• Task requirements:
Only the number is wanted: count the lines that include the word "really".

• Dataset records:

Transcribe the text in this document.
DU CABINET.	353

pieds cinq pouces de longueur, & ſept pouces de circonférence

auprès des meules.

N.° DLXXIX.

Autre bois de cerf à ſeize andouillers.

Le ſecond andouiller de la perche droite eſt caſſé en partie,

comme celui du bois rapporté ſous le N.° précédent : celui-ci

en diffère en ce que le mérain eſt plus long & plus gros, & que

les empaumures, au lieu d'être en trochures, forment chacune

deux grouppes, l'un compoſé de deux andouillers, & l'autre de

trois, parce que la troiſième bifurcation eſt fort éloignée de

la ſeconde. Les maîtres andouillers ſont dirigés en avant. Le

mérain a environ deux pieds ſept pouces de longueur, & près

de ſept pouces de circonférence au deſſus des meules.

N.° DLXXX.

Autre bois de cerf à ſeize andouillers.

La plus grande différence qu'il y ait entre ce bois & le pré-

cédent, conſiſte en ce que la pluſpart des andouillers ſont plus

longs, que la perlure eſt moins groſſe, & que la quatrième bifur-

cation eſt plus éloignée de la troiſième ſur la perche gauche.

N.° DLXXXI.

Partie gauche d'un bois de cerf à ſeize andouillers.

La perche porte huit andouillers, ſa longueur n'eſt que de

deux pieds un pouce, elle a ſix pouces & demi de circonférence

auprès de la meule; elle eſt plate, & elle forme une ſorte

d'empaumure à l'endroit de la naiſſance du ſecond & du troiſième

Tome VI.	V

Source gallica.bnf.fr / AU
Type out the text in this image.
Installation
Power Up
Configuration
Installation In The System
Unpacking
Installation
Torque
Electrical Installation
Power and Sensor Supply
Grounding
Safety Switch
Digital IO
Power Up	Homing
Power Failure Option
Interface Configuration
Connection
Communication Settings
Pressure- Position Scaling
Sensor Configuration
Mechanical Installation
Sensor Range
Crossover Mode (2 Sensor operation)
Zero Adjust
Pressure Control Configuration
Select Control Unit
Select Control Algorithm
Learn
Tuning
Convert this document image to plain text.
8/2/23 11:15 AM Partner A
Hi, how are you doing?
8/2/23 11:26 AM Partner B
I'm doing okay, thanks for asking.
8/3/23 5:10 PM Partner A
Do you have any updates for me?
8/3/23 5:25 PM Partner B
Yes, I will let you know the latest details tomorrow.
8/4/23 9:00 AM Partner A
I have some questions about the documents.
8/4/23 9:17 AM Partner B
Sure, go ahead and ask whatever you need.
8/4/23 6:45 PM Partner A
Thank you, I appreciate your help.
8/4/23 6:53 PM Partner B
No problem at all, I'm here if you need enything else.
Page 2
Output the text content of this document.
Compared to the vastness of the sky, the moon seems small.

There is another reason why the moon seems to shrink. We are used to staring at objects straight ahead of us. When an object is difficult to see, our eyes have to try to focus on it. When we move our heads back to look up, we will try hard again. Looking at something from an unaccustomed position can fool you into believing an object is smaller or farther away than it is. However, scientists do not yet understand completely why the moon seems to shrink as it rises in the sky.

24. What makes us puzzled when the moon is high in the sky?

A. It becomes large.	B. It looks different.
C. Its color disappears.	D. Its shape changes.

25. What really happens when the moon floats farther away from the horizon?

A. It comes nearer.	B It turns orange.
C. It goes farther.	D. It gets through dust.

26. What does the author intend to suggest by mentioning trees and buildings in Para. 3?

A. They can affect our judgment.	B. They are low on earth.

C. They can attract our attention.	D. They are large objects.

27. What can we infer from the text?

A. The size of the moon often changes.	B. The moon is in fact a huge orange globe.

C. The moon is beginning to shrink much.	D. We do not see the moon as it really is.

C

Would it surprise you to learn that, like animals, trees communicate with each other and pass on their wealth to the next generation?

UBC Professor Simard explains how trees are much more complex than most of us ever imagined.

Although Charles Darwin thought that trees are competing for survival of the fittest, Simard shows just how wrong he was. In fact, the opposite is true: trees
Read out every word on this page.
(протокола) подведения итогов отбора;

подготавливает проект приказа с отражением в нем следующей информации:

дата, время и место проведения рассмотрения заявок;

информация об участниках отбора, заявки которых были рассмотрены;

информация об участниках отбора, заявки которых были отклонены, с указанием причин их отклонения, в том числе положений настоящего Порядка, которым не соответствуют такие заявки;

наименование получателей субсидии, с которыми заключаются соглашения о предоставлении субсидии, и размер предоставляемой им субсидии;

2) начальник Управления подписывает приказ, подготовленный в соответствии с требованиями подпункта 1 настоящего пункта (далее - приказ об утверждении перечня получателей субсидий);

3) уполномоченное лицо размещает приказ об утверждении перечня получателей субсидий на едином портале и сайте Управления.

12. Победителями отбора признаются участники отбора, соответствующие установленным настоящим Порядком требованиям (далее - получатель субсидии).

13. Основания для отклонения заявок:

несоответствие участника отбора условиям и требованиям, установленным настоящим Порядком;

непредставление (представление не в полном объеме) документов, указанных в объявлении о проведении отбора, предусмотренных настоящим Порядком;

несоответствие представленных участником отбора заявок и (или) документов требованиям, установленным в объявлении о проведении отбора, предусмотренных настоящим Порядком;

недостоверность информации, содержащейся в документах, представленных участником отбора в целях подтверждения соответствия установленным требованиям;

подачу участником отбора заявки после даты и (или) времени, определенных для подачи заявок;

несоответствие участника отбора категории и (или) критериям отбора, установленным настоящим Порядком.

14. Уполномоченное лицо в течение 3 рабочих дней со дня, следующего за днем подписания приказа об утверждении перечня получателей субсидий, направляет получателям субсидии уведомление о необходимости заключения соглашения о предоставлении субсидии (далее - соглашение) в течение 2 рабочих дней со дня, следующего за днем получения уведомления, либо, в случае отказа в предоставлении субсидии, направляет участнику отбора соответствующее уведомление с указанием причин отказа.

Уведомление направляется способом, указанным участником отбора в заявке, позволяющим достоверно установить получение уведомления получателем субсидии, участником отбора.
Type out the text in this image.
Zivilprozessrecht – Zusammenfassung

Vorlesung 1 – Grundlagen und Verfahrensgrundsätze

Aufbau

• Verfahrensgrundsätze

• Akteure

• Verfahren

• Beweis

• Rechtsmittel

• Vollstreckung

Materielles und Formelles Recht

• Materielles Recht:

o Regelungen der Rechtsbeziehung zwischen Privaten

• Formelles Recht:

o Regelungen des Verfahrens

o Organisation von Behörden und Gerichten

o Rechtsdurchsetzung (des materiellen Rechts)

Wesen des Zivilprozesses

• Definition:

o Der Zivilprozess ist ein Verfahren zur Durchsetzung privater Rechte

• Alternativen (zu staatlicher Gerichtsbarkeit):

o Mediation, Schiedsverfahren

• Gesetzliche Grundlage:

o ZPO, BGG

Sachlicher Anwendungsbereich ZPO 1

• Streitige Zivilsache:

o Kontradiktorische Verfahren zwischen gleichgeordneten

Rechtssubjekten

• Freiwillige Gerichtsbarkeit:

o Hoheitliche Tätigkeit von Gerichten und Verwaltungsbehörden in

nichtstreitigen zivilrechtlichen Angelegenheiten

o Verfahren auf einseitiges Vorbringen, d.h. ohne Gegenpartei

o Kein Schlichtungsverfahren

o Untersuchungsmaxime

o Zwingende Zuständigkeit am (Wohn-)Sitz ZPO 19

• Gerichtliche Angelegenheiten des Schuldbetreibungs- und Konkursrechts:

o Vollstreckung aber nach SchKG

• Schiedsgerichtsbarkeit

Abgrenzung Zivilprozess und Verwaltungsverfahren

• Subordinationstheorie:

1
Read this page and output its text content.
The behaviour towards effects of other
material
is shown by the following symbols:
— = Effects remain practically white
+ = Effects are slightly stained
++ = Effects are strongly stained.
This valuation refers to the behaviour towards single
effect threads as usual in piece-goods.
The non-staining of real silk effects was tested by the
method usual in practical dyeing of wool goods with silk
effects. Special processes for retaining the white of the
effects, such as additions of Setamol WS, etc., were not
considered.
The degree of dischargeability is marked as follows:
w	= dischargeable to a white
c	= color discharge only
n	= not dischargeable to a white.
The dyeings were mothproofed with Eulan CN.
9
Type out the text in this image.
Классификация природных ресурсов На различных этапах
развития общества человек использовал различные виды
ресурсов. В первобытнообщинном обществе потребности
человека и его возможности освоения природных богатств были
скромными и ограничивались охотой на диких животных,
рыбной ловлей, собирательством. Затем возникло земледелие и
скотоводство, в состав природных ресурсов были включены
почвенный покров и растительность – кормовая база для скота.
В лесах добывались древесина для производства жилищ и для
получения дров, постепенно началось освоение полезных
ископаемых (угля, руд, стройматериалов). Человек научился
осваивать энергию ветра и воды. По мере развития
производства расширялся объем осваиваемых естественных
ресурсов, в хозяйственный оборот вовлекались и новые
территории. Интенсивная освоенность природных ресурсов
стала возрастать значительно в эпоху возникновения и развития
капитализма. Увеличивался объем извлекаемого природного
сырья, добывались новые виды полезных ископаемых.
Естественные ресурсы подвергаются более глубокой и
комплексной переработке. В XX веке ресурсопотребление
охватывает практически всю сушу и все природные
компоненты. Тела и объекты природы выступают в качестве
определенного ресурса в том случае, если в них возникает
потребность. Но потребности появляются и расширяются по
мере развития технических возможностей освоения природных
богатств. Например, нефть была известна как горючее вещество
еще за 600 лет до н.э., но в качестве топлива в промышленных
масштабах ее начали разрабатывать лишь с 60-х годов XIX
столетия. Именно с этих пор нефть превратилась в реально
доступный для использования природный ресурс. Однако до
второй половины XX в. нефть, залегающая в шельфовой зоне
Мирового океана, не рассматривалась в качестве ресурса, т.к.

• Response to the task:
2